● Brief: Collect all lines from the records below that include the word "structured".

● Records provided:
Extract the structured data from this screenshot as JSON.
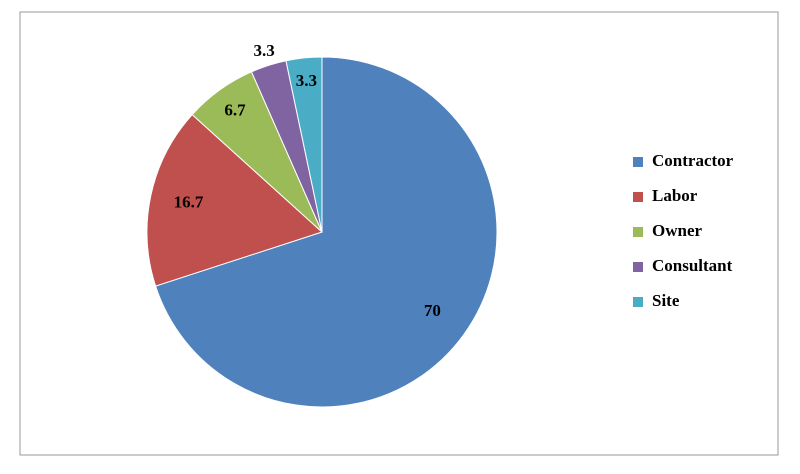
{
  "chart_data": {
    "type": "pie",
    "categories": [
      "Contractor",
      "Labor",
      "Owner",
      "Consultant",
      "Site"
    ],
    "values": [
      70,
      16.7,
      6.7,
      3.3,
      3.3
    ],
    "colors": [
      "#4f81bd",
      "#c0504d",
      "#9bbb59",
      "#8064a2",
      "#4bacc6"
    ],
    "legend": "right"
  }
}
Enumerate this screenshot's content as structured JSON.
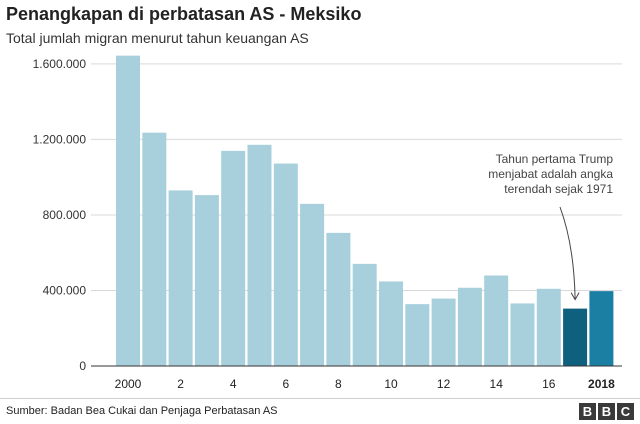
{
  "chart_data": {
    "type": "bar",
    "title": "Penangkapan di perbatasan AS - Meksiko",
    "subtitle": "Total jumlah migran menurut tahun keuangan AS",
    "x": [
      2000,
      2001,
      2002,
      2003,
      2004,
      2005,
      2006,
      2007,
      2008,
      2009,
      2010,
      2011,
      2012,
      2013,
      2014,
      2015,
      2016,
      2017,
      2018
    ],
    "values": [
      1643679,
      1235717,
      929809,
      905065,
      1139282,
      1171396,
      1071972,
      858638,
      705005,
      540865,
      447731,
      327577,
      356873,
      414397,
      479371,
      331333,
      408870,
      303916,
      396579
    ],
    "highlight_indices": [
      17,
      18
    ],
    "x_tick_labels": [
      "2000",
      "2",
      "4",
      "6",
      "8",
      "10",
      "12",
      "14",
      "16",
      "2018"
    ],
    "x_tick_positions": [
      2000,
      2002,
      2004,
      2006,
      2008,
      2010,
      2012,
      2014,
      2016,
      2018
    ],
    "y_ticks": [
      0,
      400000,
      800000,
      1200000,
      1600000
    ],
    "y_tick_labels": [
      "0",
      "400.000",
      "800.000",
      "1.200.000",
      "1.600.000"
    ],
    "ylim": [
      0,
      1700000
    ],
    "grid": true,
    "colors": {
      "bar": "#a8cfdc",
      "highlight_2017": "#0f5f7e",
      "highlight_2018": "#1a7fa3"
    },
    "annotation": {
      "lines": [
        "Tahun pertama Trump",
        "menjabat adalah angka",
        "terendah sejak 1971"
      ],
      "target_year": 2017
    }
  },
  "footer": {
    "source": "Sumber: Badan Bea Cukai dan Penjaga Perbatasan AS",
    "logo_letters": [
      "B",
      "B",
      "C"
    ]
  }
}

● Full output:
Extract the structured data from this screenshot as JSON.
Enumerate this screenshot's content as structured JSON.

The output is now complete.